OBJECTIVE
Type out every line below exactly as it reads.

Figure contents as structured data
((

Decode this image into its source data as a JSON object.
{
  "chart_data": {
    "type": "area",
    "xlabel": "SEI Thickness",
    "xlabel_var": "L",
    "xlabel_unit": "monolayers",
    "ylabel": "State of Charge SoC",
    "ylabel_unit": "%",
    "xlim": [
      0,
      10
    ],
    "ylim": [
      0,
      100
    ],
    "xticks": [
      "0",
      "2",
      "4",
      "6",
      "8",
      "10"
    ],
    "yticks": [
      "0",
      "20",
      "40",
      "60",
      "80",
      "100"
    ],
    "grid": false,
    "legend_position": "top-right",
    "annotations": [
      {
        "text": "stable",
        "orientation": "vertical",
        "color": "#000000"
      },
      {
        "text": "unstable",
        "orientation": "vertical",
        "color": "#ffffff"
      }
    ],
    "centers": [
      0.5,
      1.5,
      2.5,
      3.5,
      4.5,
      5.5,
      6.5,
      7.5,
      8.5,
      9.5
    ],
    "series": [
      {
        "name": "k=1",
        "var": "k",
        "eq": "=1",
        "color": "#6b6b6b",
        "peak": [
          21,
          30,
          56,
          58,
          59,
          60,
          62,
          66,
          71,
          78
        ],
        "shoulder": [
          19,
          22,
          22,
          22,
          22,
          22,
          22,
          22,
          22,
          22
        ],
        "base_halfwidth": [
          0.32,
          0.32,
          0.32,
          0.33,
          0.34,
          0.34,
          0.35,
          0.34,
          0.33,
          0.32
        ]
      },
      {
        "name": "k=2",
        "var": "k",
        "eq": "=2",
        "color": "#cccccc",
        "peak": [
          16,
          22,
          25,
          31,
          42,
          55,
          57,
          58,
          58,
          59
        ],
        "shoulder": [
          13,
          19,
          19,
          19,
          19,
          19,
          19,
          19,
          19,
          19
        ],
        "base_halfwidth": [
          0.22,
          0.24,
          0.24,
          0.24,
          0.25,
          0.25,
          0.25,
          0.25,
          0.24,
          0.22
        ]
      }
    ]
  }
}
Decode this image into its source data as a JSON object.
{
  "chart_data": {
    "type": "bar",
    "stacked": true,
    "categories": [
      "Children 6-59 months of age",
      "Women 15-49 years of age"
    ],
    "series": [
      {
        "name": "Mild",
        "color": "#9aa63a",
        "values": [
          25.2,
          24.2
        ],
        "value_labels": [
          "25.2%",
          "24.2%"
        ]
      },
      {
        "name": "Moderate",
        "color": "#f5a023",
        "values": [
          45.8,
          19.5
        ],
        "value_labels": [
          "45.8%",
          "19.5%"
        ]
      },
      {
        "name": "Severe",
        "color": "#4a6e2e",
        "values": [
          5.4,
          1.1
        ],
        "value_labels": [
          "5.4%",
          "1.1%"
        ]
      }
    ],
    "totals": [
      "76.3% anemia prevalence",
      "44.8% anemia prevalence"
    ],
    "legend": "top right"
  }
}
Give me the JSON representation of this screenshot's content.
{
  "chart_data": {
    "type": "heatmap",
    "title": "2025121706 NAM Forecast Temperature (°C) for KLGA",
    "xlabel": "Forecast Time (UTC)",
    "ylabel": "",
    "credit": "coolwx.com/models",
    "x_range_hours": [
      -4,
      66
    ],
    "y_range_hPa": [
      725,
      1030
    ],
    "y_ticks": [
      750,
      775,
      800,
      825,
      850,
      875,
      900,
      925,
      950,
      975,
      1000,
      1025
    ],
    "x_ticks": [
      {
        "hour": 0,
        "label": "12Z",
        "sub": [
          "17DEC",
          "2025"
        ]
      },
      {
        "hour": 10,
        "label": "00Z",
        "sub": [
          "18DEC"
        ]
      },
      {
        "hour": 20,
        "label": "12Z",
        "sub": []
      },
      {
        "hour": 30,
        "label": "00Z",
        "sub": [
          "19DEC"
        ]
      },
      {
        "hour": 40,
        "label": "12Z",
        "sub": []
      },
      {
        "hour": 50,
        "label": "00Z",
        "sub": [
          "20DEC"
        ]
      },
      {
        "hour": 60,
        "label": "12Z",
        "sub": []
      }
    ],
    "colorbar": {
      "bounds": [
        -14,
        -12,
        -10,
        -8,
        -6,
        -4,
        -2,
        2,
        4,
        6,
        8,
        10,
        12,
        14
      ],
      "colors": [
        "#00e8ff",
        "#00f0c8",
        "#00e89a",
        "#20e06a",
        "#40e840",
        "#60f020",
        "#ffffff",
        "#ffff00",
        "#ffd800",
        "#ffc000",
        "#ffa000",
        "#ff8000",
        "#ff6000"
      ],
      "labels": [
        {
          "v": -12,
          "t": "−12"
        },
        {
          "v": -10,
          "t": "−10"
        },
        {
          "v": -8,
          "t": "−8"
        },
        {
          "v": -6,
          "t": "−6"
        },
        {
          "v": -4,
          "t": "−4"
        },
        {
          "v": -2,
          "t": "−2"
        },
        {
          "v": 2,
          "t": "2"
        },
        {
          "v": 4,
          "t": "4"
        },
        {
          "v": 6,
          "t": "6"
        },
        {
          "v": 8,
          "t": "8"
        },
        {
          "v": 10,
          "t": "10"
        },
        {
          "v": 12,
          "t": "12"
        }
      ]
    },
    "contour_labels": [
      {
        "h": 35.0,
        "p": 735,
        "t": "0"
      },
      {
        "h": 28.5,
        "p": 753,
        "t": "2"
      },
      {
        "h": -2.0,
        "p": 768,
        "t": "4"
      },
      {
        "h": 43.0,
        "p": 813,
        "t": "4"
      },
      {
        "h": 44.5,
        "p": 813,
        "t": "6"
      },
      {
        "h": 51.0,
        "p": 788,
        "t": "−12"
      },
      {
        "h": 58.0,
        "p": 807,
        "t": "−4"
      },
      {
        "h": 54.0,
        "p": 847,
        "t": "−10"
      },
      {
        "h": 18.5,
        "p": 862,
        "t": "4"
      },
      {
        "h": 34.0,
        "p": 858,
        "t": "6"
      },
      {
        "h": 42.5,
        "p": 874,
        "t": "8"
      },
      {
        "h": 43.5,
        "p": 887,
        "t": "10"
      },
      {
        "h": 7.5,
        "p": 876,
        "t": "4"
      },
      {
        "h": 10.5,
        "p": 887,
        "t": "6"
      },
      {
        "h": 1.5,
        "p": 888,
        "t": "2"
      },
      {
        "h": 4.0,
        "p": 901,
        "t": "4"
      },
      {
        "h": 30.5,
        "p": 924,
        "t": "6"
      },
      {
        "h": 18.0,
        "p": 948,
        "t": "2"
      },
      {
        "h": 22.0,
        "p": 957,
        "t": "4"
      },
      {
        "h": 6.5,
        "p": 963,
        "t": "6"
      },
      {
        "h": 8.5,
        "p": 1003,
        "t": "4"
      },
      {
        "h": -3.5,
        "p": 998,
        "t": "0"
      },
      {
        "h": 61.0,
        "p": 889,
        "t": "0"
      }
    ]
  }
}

))

FULL SOLUTION
Decode this image into its source data as a JSON object.
{
  "chart_data": {
    "type": "area",
    "xlabel": "SEI Thickness",
    "xlabel_var": "L",
    "xlabel_unit": "monolayers",
    "ylabel": "State of Charge SoC",
    "ylabel_unit": "%",
    "xlim": [
      0,
      10
    ],
    "ylim": [
      0,
      100
    ],
    "xticks": [
      "0",
      "2",
      "4",
      "6",
      "8",
      "10"
    ],
    "yticks": [
      "0",
      "20",
      "40",
      "60",
      "80",
      "100"
    ],
    "grid": false,
    "legend_position": "top-right",
    "annotations": [
      {
        "text": "stable",
        "orientation": "vertical",
        "color": "#000000"
      },
      {
        "text": "unstable",
        "orientation": "vertical",
        "color": "#ffffff"
      }
    ],
    "centers": [
      0.5,
      1.5,
      2.5,
      3.5,
      4.5,
      5.5,
      6.5,
      7.5,
      8.5,
      9.5
    ],
    "series": [
      {
        "name": "k=1",
        "var": "k",
        "eq": "=1",
        "color": "#6b6b6b",
        "peak": [
          21,
          30,
          56,
          58,
          59,
          60,
          62,
          66,
          71,
          78
        ],
        "shoulder": [
          19,
          22,
          22,
          22,
          22,
          22,
          22,
          22,
          22,
          22
        ],
        "base_halfwidth": [
          0.32,
          0.32,
          0.32,
          0.33,
          0.34,
          0.34,
          0.35,
          0.34,
          0.33,
          0.32
        ]
      },
      {
        "name": "k=2",
        "var": "k",
        "eq": "=2",
        "color": "#cccccc",
        "peak": [
          16,
          22,
          25,
          31,
          42,
          55,
          57,
          58,
          58,
          59
        ],
        "shoulder": [
          13,
          19,
          19,
          19,
          19,
          19,
          19,
          19,
          19,
          19
        ],
        "base_halfwidth": [
          0.22,
          0.24,
          0.24,
          0.24,
          0.25,
          0.25,
          0.25,
          0.25,
          0.24,
          0.22
        ]
      }
    ]
  }
}
Decode this image into its source data as a JSON object.
{
  "chart_data": {
    "type": "bar",
    "stacked": true,
    "categories": [
      "Children 6-59 months of age",
      "Women 15-49 years of age"
    ],
    "series": [
      {
        "name": "Mild",
        "color": "#9aa63a",
        "values": [
          25.2,
          24.2
        ],
        "value_labels": [
          "25.2%",
          "24.2%"
        ]
      },
      {
        "name": "Moderate",
        "color": "#f5a023",
        "values": [
          45.8,
          19.5
        ],
        "value_labels": [
          "45.8%",
          "19.5%"
        ]
      },
      {
        "name": "Severe",
        "color": "#4a6e2e",
        "values": [
          5.4,
          1.1
        ],
        "value_labels": [
          "5.4%",
          "1.1%"
        ]
      }
    ],
    "totals": [
      "76.3% anemia prevalence",
      "44.8% anemia prevalence"
    ],
    "legend": "top right"
  }
}
Give me the JSON representation of this screenshot's content.
{
  "chart_data": {
    "type": "heatmap",
    "title": "2025121706 NAM Forecast Temperature (°C) for KLGA",
    "xlabel": "Forecast Time (UTC)",
    "ylabel": "",
    "credit": "coolwx.com/models",
    "x_range_hours": [
      -4,
      66
    ],
    "y_range_hPa": [
      725,
      1030
    ],
    "y_ticks": [
      750,
      775,
      800,
      825,
      850,
      875,
      900,
      925,
      950,
      975,
      1000,
      1025
    ],
    "x_ticks": [
      {
        "hour": 0,
        "label": "12Z",
        "sub": [
          "17DEC",
          "2025"
        ]
      },
      {
        "hour": 10,
        "label": "00Z",
        "sub": [
          "18DEC"
        ]
      },
      {
        "hour": 20,
        "label": "12Z",
        "sub": []
      },
      {
        "hour": 30,
        "label": "00Z",
        "sub": [
          "19DEC"
        ]
      },
      {
        "hour": 40,
        "label": "12Z",
        "sub": []
      },
      {
        "hour": 50,
        "label": "00Z",
        "sub": [
          "20DEC"
        ]
      },
      {
        "hour": 60,
        "label": "12Z",
        "sub": []
      }
    ],
    "colorbar": {
      "bounds": [
        -14,
        -12,
        -10,
        -8,
        -6,
        -4,
        -2,
        2,
        4,
        6,
        8,
        10,
        12,
        14
      ],
      "colors": [
        "#00e8ff",
        "#00f0c8",
        "#00e89a",
        "#20e06a",
        "#40e840",
        "#60f020",
        "#ffffff",
        "#ffff00",
        "#ffd800",
        "#ffc000",
        "#ffa000",
        "#ff8000",
        "#ff6000"
      ],
      "labels": [
        {
          "v": -12,
          "t": "−12"
        },
        {
          "v": -10,
          "t": "−10"
        },
        {
          "v": -8,
          "t": "−8"
        },
        {
          "v": -6,
          "t": "−6"
        },
        {
          "v": -4,
          "t": "−4"
        },
        {
          "v": -2,
          "t": "−2"
        },
        {
          "v": 2,
          "t": "2"
        },
        {
          "v": 4,
          "t": "4"
        },
        {
          "v": 6,
          "t": "6"
        },
        {
          "v": 8,
          "t": "8"
        },
        {
          "v": 10,
          "t": "10"
        },
        {
          "v": 12,
          "t": "12"
        }
      ]
    },
    "contour_labels": [
      {
        "h": 35.0,
        "p": 735,
        "t": "0"
      },
      {
        "h": 28.5,
        "p": 753,
        "t": "2"
      },
      {
        "h": -2.0,
        "p": 768,
        "t": "4"
      },
      {
        "h": 43.0,
        "p": 813,
        "t": "4"
      },
      {
        "h": 44.5,
        "p": 813,
        "t": "6"
      },
      {
        "h": 51.0,
        "p": 788,
        "t": "−12"
      },
      {
        "h": 58.0,
        "p": 807,
        "t": "−4"
      },
      {
        "h": 54.0,
        "p": 847,
        "t": "−10"
      },
      {
        "h": 18.5,
        "p": 862,
        "t": "4"
      },
      {
        "h": 34.0,
        "p": 858,
        "t": "6"
      },
      {
        "h": 42.5,
        "p": 874,
        "t": "8"
      },
      {
        "h": 43.5,
        "p": 887,
        "t": "10"
      },
      {
        "h": 7.5,
        "p": 876,
        "t": "4"
      },
      {
        "h": 10.5,
        "p": 887,
        "t": "6"
      },
      {
        "h": 1.5,
        "p": 888,
        "t": "2"
      },
      {
        "h": 4.0,
        "p": 901,
        "t": "4"
      },
      {
        "h": 30.5,
        "p": 924,
        "t": "6"
      },
      {
        "h": 18.0,
        "p": 948,
        "t": "2"
      },
      {
        "h": 22.0,
        "p": 957,
        "t": "4"
      },
      {
        "h": 6.5,
        "p": 963,
        "t": "6"
      },
      {
        "h": 8.5,
        "p": 1003,
        "t": "4"
      },
      {
        "h": -3.5,
        "p": 998,
        "t": "0"
      },
      {
        "h": 61.0,
        "p": 889,
        "t": "0"
      }
    ]
  }
}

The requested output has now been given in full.